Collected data
::::::

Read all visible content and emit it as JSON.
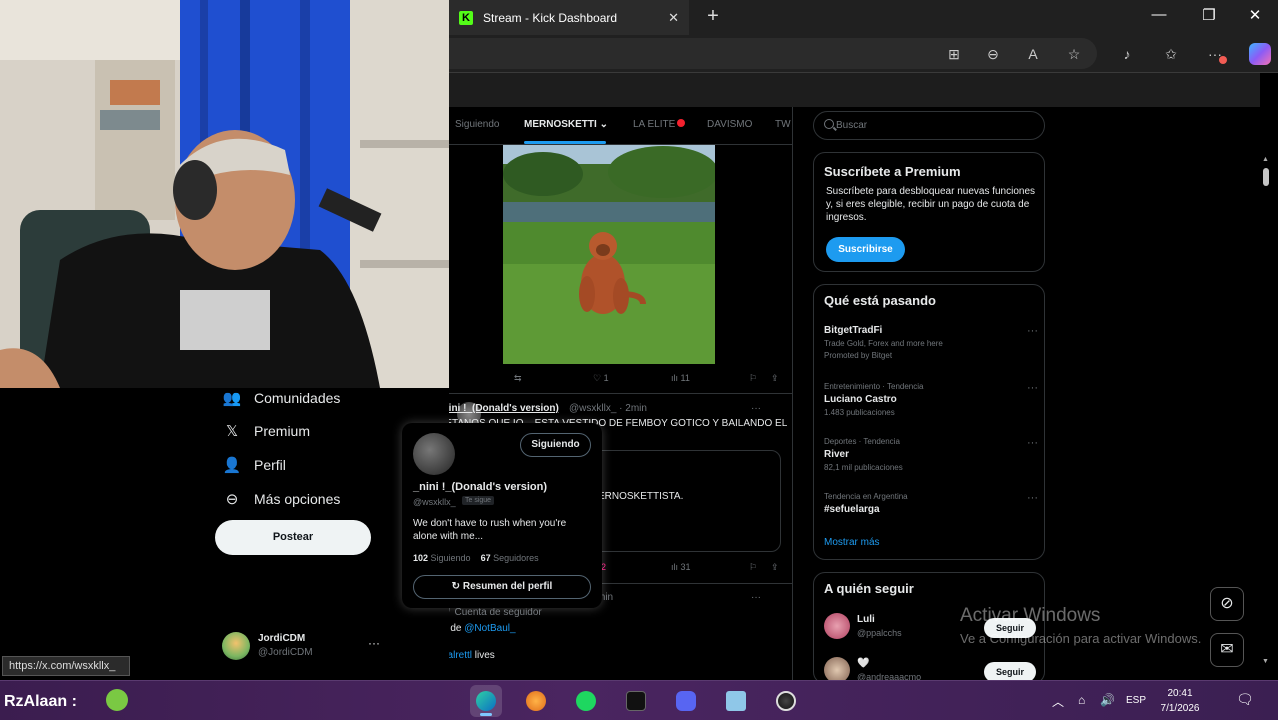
{
  "browser": {
    "tab_title": "Stream - Kick Dashboard",
    "tab_favicon": "K",
    "close_glyph": "✕",
    "new_tab_glyph": "+",
    "window_controls": [
      "—",
      "❐",
      "✕"
    ],
    "toolbar_icons": [
      "split-screen-icon",
      "zoom-out-icon",
      "read-aloud-icon",
      "favorite-star-icon",
      "extensions-icon",
      "favorites-icon",
      "more-icon",
      "copilot-icon"
    ],
    "toolbar_glyphs": [
      "⊞",
      "⊖",
      "A",
      "☆",
      "♪",
      "✩",
      "···"
    ],
    "status_url": "https://x.com/wsxkllx_"
  },
  "nav": {
    "items": [
      {
        "label": "Comunidades",
        "icon": "communities-icon",
        "glyph": "👥"
      },
      {
        "label": "Premium",
        "icon": "x-logo-icon",
        "glyph": "𝕏"
      },
      {
        "label": "Perfil",
        "icon": "profile-icon",
        "glyph": "👤"
      },
      {
        "label": "Más opciones",
        "icon": "more-options-icon",
        "glyph": "⊖"
      }
    ],
    "post_label": "Postear",
    "account": {
      "name": "JordiCDM",
      "handle": "@JordiCDM",
      "more": "···"
    }
  },
  "feed": {
    "tabs": [
      "Siguiendo",
      "MERNOSKETTI",
      "LA ELITE",
      "DAVISMO",
      "TW"
    ],
    "active_tab_suffix": "⌄",
    "post1_actions": {
      "retweet": "⇆",
      "likes": "♡ 1",
      "views": "ılı 11",
      "bookmark": "⚐",
      "share": "⇪"
    },
    "post2": {
      "name": "_nini !_(Donald's version)",
      "handle": "@wsxkllx_ · 2min",
      "text": "METANOS QUE IO... ESTA VESTIDO DE FEMBOY GOTICO Y BAILANDO EL",
      "quote_text": "ERNOSKETTISTA.",
      "views": "ılı 31",
      "reply_count": "2"
    },
    "post3": {
      "line1": "🛡 Cuenta de seguidor",
      "line2_prefix": "IG de ",
      "line2_link": "@NotBaul_",
      "hashtag": "#zalrettl",
      "hashtag_suffix": " lives",
      "time": "min"
    }
  },
  "hovercard": {
    "follow_label": "Siguiendo",
    "name": "_nini !_(Donald's version)",
    "handle": "@wsxkllx_",
    "badge": "Te sigue",
    "bio": "We don't have to rush when you're alone with me...",
    "following_count": "102",
    "following_label": " Siguiendo",
    "followers_count": "67",
    "followers_label": " Seguidores",
    "summary_label": "Resumen del perfil"
  },
  "sidebar": {
    "search_placeholder": "Buscar",
    "premium": {
      "title": "Suscríbete a Premium",
      "desc": "Suscríbete para desbloquear nuevas funciones y, si eres elegible, recibir un pago de cuota de ingresos.",
      "button": "Suscribirse"
    },
    "trends_title": "Qué está pasando",
    "trends": [
      {
        "category": "",
        "name": "BitgetTradFi",
        "count": "Trade Gold, Forex and more here",
        "extra": "Promoted by Bitget"
      },
      {
        "category": "Entretenimiento · Tendencia",
        "name": "Luciano Castro",
        "count": "1.483 publicaciones",
        "extra": ""
      },
      {
        "category": "Deportes · Tendencia",
        "name": "River",
        "count": "82,1 mil publicaciones",
        "extra": ""
      },
      {
        "category": "Tendencia en Argentina",
        "name": "#sefuelarga",
        "count": "",
        "extra": ""
      }
    ],
    "show_more": "Mostrar más",
    "who_title": "A quién seguir",
    "who": [
      {
        "name": "Luli",
        "handle": "@ppalcchs",
        "follow": "Seguir"
      },
      {
        "name": "🤍",
        "handle": "@andreaaacmo",
        "follow": "Seguir"
      }
    ]
  },
  "watermark": {
    "line1": "Activar Windows",
    "line2": "Ve a Configuración para activar Windows."
  },
  "taskbar": {
    "user": "RzAlaan :",
    "apps": [
      "edge-icon",
      "fl-studio-icon",
      "spotify-icon",
      "x-app-icon",
      "discord-icon",
      "notepad-icon",
      "obs-icon"
    ],
    "tray_chevron": "︿",
    "language": "ESP",
    "time": "20:41",
    "date": "7/1/2026"
  },
  "colors": {
    "accent": "#1d9bf0",
    "kick_green": "#53fc18",
    "taskbar": "#4a2560"
  }
}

::::::

● **Set problem**
Locate all lines that include the word "Suscríbete" and copy them out.

● **Solution to the problem**
      "title": "Suscríbete a Premium",
      "desc": "Suscríbete para desbloquear nuevas funciones y, si eres elegible, recibir un pago de cuota de ingresos.",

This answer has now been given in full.